Short problem ->
Rewrite the lines starting with the line containing "What elements are" and going on through the line containing "- autofill-checkbox[interactable]: ✓: [804, 588, 817, 601]", replacing "interactable" with "clickable" and leaving everything else unchanged. Leave the picture out of your answer.

Entries ->
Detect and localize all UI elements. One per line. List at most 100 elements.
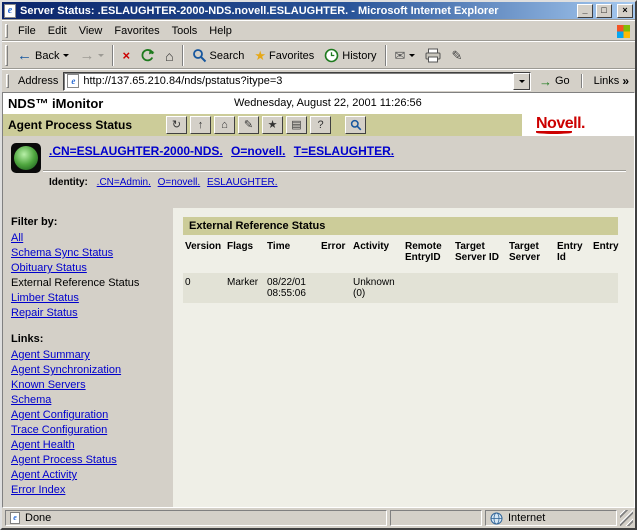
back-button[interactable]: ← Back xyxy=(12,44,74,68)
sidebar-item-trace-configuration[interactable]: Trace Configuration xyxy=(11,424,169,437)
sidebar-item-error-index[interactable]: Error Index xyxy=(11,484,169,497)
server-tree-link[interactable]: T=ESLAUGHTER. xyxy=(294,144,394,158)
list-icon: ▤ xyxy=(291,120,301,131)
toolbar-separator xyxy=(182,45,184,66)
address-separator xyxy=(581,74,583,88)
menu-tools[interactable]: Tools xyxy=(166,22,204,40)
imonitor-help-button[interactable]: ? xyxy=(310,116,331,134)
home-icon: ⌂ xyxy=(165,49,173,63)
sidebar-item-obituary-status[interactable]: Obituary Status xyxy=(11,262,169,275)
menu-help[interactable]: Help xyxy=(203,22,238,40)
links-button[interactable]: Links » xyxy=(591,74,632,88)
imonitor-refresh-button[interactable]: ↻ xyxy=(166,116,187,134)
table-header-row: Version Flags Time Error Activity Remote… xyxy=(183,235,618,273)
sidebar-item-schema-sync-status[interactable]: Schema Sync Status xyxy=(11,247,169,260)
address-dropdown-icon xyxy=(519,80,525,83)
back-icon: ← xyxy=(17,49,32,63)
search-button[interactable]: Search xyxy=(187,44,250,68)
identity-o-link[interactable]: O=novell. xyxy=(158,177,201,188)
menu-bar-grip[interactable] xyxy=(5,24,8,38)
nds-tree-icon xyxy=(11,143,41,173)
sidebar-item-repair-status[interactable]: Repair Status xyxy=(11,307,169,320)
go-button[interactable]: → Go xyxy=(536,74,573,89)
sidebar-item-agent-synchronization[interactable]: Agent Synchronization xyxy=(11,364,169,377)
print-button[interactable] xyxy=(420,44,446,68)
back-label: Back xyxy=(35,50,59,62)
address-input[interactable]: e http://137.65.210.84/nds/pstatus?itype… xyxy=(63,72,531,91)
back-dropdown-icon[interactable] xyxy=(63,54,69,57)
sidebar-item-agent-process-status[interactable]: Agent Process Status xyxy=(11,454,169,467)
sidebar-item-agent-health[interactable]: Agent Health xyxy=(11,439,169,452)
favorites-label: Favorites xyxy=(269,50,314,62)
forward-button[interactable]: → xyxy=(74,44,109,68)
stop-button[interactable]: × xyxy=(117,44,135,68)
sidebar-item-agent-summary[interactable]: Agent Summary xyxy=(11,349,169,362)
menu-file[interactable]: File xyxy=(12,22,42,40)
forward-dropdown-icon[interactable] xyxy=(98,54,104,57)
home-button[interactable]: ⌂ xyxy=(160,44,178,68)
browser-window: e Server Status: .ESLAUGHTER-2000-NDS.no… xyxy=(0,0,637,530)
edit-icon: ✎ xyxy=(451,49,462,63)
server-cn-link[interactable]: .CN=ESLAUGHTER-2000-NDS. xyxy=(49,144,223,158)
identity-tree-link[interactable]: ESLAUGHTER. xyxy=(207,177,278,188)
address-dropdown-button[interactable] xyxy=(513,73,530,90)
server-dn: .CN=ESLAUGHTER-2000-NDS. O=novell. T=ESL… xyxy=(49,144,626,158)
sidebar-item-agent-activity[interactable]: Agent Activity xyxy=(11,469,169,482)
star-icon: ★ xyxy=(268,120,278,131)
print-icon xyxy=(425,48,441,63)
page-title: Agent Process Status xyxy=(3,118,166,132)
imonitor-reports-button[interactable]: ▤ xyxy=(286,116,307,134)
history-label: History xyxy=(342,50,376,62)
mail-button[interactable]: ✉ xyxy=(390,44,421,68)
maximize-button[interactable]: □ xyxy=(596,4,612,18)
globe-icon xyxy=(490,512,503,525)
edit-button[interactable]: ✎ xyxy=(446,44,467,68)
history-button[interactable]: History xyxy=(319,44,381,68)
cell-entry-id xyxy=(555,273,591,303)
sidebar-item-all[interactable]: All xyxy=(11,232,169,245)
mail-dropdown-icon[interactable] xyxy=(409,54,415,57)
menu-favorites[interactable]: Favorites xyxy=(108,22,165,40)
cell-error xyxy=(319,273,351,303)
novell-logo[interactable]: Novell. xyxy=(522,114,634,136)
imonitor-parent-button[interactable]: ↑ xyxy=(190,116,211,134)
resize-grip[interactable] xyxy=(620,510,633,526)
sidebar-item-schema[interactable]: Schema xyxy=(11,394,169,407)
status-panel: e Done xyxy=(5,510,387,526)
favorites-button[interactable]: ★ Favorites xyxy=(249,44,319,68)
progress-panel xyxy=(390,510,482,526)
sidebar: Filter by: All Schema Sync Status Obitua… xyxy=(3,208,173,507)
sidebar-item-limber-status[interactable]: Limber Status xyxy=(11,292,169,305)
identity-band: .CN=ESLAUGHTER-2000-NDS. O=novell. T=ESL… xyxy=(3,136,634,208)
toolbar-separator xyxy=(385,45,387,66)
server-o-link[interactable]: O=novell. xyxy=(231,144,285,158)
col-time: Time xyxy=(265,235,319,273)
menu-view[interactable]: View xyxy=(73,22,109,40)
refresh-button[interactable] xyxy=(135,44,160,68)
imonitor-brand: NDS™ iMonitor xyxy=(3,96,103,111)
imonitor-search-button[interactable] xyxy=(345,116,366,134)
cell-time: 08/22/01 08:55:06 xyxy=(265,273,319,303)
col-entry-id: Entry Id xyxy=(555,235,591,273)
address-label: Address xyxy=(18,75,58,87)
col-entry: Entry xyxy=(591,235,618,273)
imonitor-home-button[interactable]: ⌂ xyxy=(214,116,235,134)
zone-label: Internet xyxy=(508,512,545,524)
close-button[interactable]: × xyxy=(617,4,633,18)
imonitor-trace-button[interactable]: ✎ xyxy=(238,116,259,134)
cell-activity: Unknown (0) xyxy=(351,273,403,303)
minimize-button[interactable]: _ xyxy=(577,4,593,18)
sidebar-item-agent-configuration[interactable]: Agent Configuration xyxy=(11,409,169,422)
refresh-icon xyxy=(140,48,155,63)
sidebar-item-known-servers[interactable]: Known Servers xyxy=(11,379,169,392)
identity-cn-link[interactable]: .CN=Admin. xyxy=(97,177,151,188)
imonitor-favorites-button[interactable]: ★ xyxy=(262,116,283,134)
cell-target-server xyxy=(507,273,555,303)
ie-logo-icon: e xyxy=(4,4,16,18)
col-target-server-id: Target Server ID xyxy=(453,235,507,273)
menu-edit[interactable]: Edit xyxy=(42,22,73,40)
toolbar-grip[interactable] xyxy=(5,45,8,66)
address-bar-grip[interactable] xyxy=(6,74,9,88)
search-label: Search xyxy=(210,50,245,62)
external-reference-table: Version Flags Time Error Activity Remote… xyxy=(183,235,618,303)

==

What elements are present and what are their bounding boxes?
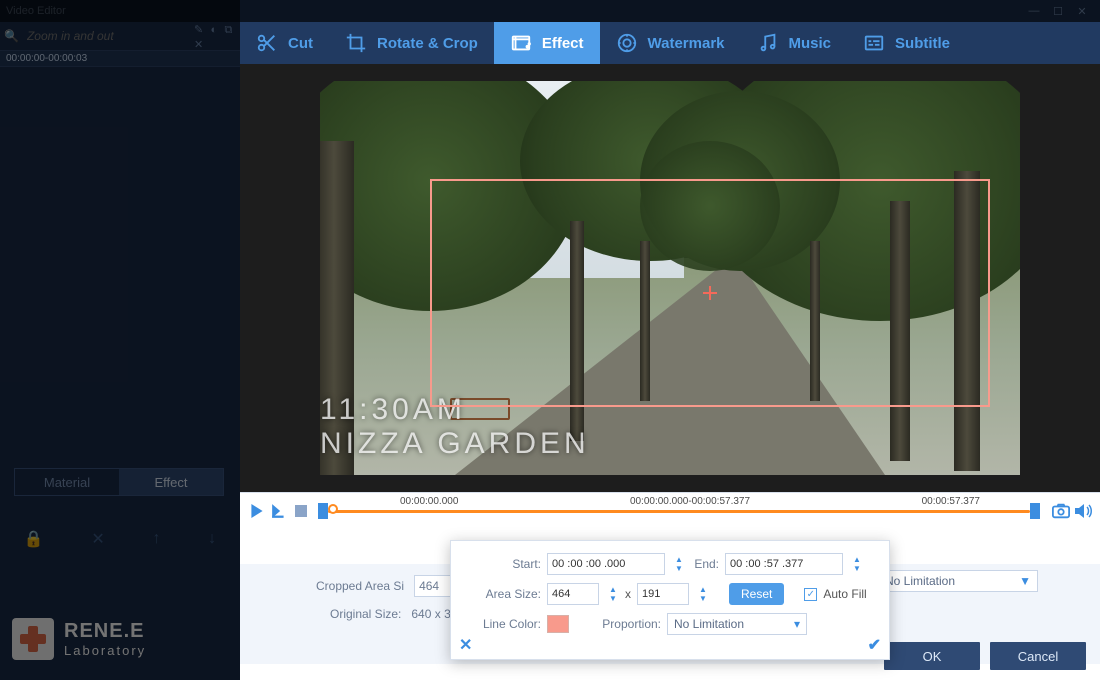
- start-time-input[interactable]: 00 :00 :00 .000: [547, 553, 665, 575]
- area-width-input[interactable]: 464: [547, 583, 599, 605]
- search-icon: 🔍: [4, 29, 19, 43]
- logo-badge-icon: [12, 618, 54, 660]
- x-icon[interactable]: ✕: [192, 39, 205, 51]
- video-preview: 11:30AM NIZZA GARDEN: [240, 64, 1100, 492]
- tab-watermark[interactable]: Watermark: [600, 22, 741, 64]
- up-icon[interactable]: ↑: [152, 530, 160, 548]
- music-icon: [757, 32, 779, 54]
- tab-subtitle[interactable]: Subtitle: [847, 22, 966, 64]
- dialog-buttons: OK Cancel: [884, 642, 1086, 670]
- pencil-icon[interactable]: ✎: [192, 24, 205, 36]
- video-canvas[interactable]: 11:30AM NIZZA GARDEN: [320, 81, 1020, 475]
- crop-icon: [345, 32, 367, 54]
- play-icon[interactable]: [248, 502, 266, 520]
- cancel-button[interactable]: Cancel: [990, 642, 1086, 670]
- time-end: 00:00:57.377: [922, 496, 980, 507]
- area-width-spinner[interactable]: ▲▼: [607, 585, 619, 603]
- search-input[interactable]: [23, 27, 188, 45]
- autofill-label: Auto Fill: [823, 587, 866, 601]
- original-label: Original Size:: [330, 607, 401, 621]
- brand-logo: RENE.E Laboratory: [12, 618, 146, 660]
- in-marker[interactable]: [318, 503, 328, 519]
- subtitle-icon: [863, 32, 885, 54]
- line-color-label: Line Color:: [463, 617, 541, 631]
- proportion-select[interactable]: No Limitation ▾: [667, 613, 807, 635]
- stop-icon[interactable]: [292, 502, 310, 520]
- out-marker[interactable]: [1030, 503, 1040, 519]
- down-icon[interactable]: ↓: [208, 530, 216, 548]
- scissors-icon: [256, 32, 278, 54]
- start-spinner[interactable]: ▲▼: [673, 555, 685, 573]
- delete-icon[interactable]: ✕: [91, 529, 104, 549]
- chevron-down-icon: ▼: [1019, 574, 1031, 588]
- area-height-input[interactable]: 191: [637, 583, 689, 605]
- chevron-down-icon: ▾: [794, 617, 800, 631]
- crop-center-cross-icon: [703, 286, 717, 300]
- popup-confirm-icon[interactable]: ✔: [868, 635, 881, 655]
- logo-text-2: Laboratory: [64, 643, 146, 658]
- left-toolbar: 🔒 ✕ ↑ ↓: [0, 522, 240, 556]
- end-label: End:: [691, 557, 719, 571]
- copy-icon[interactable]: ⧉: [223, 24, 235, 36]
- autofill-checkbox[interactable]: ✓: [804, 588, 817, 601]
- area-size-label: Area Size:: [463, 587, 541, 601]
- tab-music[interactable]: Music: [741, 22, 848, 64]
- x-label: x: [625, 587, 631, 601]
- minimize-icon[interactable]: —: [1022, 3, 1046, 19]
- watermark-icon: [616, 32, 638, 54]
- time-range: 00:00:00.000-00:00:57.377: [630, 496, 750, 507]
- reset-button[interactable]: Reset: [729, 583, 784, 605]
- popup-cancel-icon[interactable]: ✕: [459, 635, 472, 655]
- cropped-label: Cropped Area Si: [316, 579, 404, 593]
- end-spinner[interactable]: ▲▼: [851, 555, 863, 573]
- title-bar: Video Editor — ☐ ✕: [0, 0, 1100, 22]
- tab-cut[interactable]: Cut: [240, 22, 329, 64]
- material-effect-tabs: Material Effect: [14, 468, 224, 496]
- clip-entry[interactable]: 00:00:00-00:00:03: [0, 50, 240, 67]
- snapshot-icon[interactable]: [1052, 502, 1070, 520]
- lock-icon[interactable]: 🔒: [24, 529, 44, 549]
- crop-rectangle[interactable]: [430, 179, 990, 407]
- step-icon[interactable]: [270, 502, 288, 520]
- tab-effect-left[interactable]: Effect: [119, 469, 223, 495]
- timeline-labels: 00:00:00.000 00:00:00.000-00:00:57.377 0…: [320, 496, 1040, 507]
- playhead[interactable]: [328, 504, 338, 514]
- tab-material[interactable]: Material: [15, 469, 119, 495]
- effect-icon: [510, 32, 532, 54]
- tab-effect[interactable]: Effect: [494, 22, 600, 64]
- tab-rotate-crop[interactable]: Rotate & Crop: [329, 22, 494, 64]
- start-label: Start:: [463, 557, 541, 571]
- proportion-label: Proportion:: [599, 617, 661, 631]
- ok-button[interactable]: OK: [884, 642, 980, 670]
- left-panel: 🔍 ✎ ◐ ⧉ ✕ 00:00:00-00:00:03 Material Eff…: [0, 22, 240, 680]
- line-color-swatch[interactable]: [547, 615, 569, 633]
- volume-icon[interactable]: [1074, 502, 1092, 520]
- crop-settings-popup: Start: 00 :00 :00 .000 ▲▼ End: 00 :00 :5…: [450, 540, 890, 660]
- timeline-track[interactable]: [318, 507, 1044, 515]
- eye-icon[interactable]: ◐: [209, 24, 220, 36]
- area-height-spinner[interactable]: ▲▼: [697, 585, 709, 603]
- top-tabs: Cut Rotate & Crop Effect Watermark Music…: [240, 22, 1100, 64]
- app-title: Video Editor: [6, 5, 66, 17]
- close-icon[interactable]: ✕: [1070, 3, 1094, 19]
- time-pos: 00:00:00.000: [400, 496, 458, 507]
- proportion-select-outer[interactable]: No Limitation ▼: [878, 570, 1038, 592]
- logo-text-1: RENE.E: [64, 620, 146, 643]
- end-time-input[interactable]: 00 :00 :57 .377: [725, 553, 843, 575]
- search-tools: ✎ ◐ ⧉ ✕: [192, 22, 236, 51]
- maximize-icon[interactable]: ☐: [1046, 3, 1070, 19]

---

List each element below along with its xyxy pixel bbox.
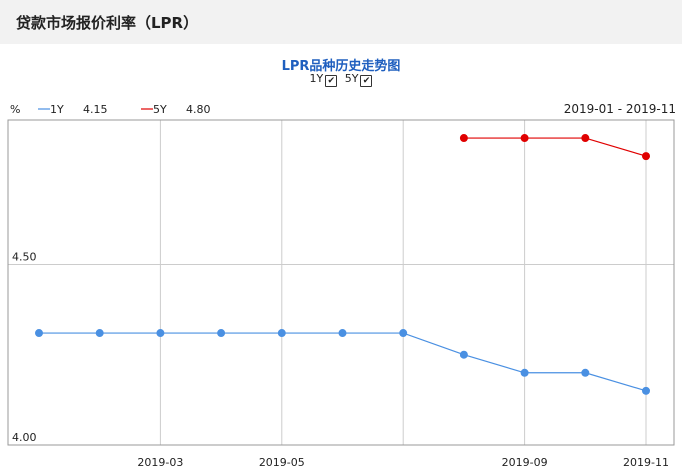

Completed task ->
What elements are present and what are their bounding boxes?
- start-time-input[clickable]: 00 :00 :00 .000: [547, 553, 665, 575]
- area-width-input[clickable]: 464: [547, 583, 599, 605]
- search-icon: 🔍: [4, 29, 19, 43]
- logo-badge-icon: [12, 618, 54, 660]
- x-icon[clickable]: ✕: [192, 39, 205, 51]
- video-preview: 11:30AM NIZZA GARDEN: [240, 64, 1100, 492]
- tab-watermark[clickable]: Watermark: [600, 22, 741, 64]
- up-icon[clickable]: ↑: [152, 530, 160, 548]
- music-icon: [757, 32, 779, 54]
- tab-subtitle[clickable]: Subtitle: [847, 22, 966, 64]
- dialog-buttons: OK Cancel: [884, 642, 1086, 670]
- pencil-icon[clickable]: ✎: [192, 24, 205, 36]
- video-canvas[clickable]: 11:30AM NIZZA GARDEN: [320, 81, 1020, 475]
- crop-icon: [345, 32, 367, 54]
- play-icon[clickable]: [248, 502, 266, 520]
- cancel-button[clickable]: Cancel: [990, 642, 1086, 670]
- time-end: 00:00:57.377: [922, 496, 980, 507]
- area-width-spinner[clickable]: ▲▼: [607, 585, 619, 603]
- search-input[clickable]: [23, 27, 188, 45]
- autofill-label: Auto Fill: [823, 587, 866, 601]
- original-label: Original Size:: [330, 607, 401, 621]
- brand-logo: RENE.E Laboratory: [12, 618, 146, 660]
- in-marker[clickable]: [318, 503, 328, 519]
- subtitle-icon: [863, 32, 885, 54]
- line-color-label: Line Color:: [463, 617, 541, 631]
- proportion-select[clickable]: No Limitation ▾: [667, 613, 807, 635]
- stop-icon[clickable]: [292, 502, 310, 520]
- out-marker[clickable]: [1030, 503, 1040, 519]
- down-icon[clickable]: ↓: [208, 530, 216, 548]
- scissors-icon: [256, 32, 278, 54]
- start-spinner[clickable]: ▲▼: [673, 555, 685, 573]
- delete-icon[clickable]: ✕: [91, 529, 104, 549]
- chevron-down-icon: ▼: [1019, 574, 1031, 588]
- area-height-input[clickable]: 191: [637, 583, 689, 605]
- chevron-down-icon: ▾: [794, 617, 800, 631]
- crop-center-cross-icon: [703, 286, 717, 300]
- popup-confirm-icon[clickable]: ✔: [868, 635, 881, 655]
- logo-text-2: Laboratory: [64, 643, 146, 658]
- left-toolbar: 🔒 ✕ ↑ ↓: [0, 522, 240, 556]
- end-label: End:: [691, 557, 719, 571]
- copy-icon[clickable]: ⧉: [223, 24, 235, 36]
- autofill-checkbox[clickable]: ✓: [804, 588, 817, 601]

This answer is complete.